Turn the lines of each item below into a numbered list, leaving out any blank lines.

MATERIAL FOR THIS TASK:
________

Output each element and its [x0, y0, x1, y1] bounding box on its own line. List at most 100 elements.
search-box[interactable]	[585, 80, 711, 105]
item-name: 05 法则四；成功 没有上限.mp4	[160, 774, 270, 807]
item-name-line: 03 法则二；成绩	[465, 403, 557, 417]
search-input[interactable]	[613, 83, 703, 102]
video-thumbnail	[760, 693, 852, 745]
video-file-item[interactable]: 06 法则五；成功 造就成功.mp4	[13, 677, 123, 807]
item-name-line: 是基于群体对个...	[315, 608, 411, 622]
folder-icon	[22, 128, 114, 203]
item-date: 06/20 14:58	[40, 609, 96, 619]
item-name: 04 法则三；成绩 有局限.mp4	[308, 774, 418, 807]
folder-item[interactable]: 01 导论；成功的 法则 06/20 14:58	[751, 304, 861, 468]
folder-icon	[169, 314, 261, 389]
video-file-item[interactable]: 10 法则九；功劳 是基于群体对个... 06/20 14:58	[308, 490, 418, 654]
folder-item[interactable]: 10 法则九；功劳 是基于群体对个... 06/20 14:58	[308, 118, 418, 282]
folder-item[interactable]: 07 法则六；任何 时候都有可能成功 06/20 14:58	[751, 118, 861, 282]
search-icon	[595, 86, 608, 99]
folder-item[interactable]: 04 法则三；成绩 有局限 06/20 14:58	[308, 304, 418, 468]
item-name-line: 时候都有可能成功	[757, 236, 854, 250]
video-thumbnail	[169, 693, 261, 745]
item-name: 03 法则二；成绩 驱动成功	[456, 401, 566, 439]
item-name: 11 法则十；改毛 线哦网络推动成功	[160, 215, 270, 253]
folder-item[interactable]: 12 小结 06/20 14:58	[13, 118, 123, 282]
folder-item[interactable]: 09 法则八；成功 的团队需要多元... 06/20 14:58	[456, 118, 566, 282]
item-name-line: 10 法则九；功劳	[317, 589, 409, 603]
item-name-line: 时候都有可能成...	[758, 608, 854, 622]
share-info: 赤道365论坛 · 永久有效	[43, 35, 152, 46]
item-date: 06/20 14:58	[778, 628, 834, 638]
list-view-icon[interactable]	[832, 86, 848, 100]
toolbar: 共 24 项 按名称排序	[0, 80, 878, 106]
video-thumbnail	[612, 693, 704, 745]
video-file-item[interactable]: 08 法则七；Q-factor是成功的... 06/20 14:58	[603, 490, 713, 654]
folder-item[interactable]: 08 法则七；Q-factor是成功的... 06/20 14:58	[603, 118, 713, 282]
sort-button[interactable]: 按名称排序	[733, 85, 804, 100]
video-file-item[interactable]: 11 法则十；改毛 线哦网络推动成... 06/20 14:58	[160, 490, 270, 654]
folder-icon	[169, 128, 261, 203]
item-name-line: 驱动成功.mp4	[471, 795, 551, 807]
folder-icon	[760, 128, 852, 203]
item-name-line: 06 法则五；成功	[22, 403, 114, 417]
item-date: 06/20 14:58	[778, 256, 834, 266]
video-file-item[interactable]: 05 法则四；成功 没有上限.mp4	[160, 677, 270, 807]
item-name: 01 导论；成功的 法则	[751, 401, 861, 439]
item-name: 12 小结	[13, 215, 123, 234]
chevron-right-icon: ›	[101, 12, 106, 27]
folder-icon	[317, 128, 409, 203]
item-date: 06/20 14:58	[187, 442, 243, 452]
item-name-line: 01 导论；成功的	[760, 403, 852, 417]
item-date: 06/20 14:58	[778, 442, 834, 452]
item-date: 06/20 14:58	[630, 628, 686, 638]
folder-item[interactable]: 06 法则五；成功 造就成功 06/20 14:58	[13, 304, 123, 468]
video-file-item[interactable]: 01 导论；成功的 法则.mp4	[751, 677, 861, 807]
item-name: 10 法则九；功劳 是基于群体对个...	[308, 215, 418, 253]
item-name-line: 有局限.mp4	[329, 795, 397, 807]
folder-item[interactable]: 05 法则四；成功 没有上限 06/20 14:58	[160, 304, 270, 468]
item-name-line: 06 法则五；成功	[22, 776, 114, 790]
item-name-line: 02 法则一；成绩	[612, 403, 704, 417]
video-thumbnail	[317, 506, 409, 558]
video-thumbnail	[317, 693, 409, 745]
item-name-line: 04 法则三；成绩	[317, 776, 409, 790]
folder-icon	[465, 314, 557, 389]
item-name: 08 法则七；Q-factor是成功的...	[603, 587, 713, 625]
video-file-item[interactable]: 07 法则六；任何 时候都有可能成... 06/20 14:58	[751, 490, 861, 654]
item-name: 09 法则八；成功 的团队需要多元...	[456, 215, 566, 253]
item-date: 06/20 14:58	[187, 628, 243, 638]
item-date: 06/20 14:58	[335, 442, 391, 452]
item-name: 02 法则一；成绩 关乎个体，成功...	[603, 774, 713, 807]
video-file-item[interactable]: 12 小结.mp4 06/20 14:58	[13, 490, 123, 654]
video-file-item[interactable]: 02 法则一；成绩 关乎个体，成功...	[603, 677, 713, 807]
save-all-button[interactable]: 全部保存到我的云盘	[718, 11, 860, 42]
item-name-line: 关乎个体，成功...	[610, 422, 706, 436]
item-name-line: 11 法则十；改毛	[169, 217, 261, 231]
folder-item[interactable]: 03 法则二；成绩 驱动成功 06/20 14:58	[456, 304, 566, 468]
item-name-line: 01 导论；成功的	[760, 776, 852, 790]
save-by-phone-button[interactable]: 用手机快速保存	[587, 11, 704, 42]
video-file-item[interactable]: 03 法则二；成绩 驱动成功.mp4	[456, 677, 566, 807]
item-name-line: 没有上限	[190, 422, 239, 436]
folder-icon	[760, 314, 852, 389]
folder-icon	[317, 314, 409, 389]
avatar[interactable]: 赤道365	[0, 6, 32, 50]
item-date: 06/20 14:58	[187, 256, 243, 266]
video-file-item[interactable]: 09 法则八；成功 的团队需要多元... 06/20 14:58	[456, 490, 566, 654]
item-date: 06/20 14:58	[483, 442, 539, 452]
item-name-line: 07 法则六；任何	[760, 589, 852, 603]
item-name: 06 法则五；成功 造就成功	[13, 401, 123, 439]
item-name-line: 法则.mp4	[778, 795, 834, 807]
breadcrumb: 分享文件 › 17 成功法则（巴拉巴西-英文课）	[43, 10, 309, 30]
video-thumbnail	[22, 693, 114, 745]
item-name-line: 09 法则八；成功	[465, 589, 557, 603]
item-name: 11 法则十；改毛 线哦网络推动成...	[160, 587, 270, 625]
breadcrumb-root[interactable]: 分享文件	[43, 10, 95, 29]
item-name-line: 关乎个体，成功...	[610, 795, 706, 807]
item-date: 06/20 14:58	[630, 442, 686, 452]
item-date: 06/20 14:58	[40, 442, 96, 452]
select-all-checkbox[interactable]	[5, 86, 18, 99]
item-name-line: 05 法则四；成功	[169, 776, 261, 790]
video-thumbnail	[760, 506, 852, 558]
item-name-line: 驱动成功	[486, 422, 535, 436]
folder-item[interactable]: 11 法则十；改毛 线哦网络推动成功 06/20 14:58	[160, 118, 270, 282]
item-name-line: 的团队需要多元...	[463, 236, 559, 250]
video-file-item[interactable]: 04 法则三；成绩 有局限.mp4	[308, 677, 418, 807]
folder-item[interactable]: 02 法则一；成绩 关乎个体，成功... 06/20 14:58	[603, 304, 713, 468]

________

FINAL RESULT:
1. Output each element and its [x0, y0, x1, y1] bounding box on its own line. List at most 100 elements.
2. search-box[interactable]	[585, 80, 711, 105]
3. item-name: 05 法则四；成功 没有上限.mp4	[160, 774, 270, 807]
4. item-name-line: 03 法则二；成绩	[465, 403, 557, 417]
5. search-input[interactable]	[613, 83, 703, 102]
6. video-thumbnail	[760, 693, 852, 745]
7. video-file-item[interactable]: 06 法则五；成功 造就成功.mp4	[13, 677, 123, 807]
8. item-name-line: 是基于群体对个...	[315, 608, 411, 622]
9. folder-icon	[22, 128, 114, 203]
10. item-date: 06/20 14:58	[40, 609, 96, 619]
11. item-name: 04 法则三；成绩 有局限.mp4	[308, 774, 418, 807]
12. folder-item[interactable]: 01 导论；成功的 法则 06/20 14:58	[751, 304, 861, 468]
13. folder-icon	[169, 314, 261, 389]
14. video-file-item[interactable]: 10 法则九；功劳 是基于群体对个... 06/20 14:58	[308, 490, 418, 654]
15. folder-item[interactable]: 10 法则九；功劳 是基于群体对个... 06/20 14:58	[308, 118, 418, 282]
16. folder-item[interactable]: 07 法则六；任何 时候都有可能成功 06/20 14:58	[751, 118, 861, 282]
17. search-icon	[595, 86, 608, 99]
18. folder-item[interactable]: 04 法则三；成绩 有局限 06/20 14:58	[308, 304, 418, 468]
19. item-name-line: 时候都有可能成功	[757, 236, 854, 250]
20. video-thumbnail	[169, 693, 261, 745]
21. item-name: 03 法则二；成绩 驱动成功	[456, 401, 566, 439]
22. item-name: 11 法则十；改毛 线哦网络推动成功	[160, 215, 270, 253]
23. folder-item[interactable]: 12 小结 06/20 14:58	[13, 118, 123, 282]
24. folder-item[interactable]: 09 法则八；成功 的团队需要多元... 06/20 14:58	[456, 118, 566, 282]
25. item-name-line: 10 法则九；功劳	[317, 589, 409, 603]
26. item-name-line: 时候都有可能成...	[758, 608, 854, 622]
27. share-info: 赤道365论坛 · 永久有效	[43, 35, 152, 46]
28. item-date: 06/20 14:58	[778, 628, 834, 638]
29. list-view-icon[interactable]	[832, 86, 848, 100]
30. toolbar: 共 24 项 按名称排序	[0, 80, 878, 106]
31. video-thumbnail	[612, 693, 704, 745]
32. video-file-item[interactable]: 08 法则七；Q-factor是成功的... 06/20 14:58	[603, 490, 713, 654]
33. folder-item[interactable]: 08 法则七；Q-factor是成功的... 06/20 14:58	[603, 118, 713, 282]
34. sort-button[interactable]: 按名称排序	[733, 85, 804, 100]
35. video-file-item[interactable]: 11 法则十；改毛 线哦网络推动成... 06/20 14:58	[160, 490, 270, 654]
36. folder-icon	[169, 128, 261, 203]
37. item-name-line: 驱动成功.mp4	[471, 795, 551, 807]
38. folder-icon	[760, 128, 852, 203]
39. item-name-line: 06 法则五；成功	[22, 403, 114, 417]
40. item-date: 06/20 14:58	[778, 256, 834, 266]
41. video-file-item[interactable]: 05 法则四；成功 没有上限.mp4	[160, 677, 270, 807]
42. item-name: 01 导论；成功的 法则	[751, 401, 861, 439]
43. item-name: 12 小结	[13, 215, 123, 234]
44. chevron-right-icon: ›	[101, 12, 106, 27]
45. folder-icon	[317, 128, 409, 203]
46. item-date: 06/20 14:58	[187, 442, 243, 452]
47. item-name-line: 01 导论；成功的	[760, 403, 852, 417]
48. item-date: 06/20 14:58	[778, 442, 834, 452]
49. item-date: 06/20 14:58	[630, 628, 686, 638]
50. folder-item[interactable]: 06 法则五；成功 造就成功 06/20 14:58	[13, 304, 123, 468]
51. video-file-item[interactable]: 01 导论；成功的 法则.mp4	[751, 677, 861, 807]
52. item-name: 10 法则九；功劳 是基于群体对个...	[308, 215, 418, 253]
53. item-name-line: 有局限.mp4	[329, 795, 397, 807]
54. folder-item[interactable]: 05 法则四；成功 没有上限 06/20 14:58	[160, 304, 270, 468]
55. item-name-line: 06 法则五；成功	[22, 776, 114, 790]
56. item-name-line: 02 法则一；成绩	[612, 403, 704, 417]
57. video-thumbnail	[317, 506, 409, 558]
58. video-thumbnail	[317, 693, 409, 745]
59. item-name-line: 04 法则三；成绩	[317, 776, 409, 790]
60. folder-icon	[465, 314, 557, 389]
61. item-name: 08 法则七；Q-factor是成功的...	[603, 587, 713, 625]
62. video-file-item[interactable]: 07 法则六；任何 时候都有可能成... 06/20 14:58	[751, 490, 861, 654]
63. item-name: 09 法则八；成功 的团队需要多元...	[456, 215, 566, 253]
64. item-date: 06/20 14:58	[187, 628, 243, 638]
65. item-date: 06/20 14:58	[335, 442, 391, 452]
66. item-name: 02 法则一；成绩 关乎个体，成功...	[603, 774, 713, 807]
67. video-file-item[interactable]: 12 小结.mp4 06/20 14:58	[13, 490, 123, 654]
68. video-file-item[interactable]: 02 法则一；成绩 关乎个体，成功...	[603, 677, 713, 807]
69. save-all-button[interactable]: 全部保存到我的云盘	[718, 11, 860, 42]
70. item-name-line: 关乎个体，成功...	[610, 422, 706, 436]
71. item-name-line: 11 法则十；改毛	[169, 217, 261, 231]
72. folder-item[interactable]: 03 法则二；成绩 驱动成功 06/20 14:58	[456, 304, 566, 468]
73. item-name-line: 01 导论；成功的	[760, 776, 852, 790]
74. save-by-phone-button[interactable]: 用手机快速保存	[587, 11, 704, 42]
75. video-file-item[interactable]: 03 法则二；成绩 驱动成功.mp4	[456, 677, 566, 807]
76. item-name-line: 没有上限	[190, 422, 239, 436]
77. folder-icon	[760, 314, 852, 389]
78. folder-icon	[317, 314, 409, 389]
79. avatar[interactable]: 赤道365	[0, 6, 32, 50]
80. item-date: 06/20 14:58	[187, 256, 243, 266]
81. video-file-item[interactable]: 09 法则八；成功 的团队需要多元... 06/20 14:58	[456, 490, 566, 654]
82. item-date: 06/20 14:58	[483, 442, 539, 452]
83. item-name-line: 07 法则六；任何	[760, 589, 852, 603]
84. item-name: 06 法则五；成功 造就成功	[13, 401, 123, 439]
85. item-name-line: 法则.mp4	[778, 795, 834, 807]
86. breadcrumb: 分享文件 › 17 成功法则（巴拉巴西-英文课）	[43, 10, 309, 30]
87. video-thumbnail	[22, 693, 114, 745]
88. item-name-line: 09 法则八；成功	[465, 589, 557, 603]
89. item-name: 11 法则十；改毛 线哦网络推动成...	[160, 587, 270, 625]
90. breadcrumb-root[interactable]: 分享文件	[43, 10, 95, 29]
91. item-name-line: 关乎个体，成功...	[610, 795, 706, 807]
92. item-date: 06/20 14:58	[630, 442, 686, 452]
93. item-date: 06/20 14:58	[40, 442, 96, 452]
94. select-all-checkbox[interactable]	[5, 86, 18, 99]
95. item-name-line: 05 法则四；成功	[169, 776, 261, 790]
96. video-thumbnail	[760, 506, 852, 558]
97. item-name-line: 驱动成功	[486, 422, 535, 436]
98. folder-item[interactable]: 11 法则十；改毛 线哦网络推动成功 06/20 14:58	[160, 118, 270, 282]
99. item-name-line: 的团队需要多元...	[463, 236, 559, 250]
100. video-file-item[interactable]: 04 法则三；成绩 有局限.mp4	[308, 677, 418, 807]
101. folder-item[interactable]: 02 法则一；成绩 关乎个体，成功... 06/20 14:58	[603, 304, 713, 468]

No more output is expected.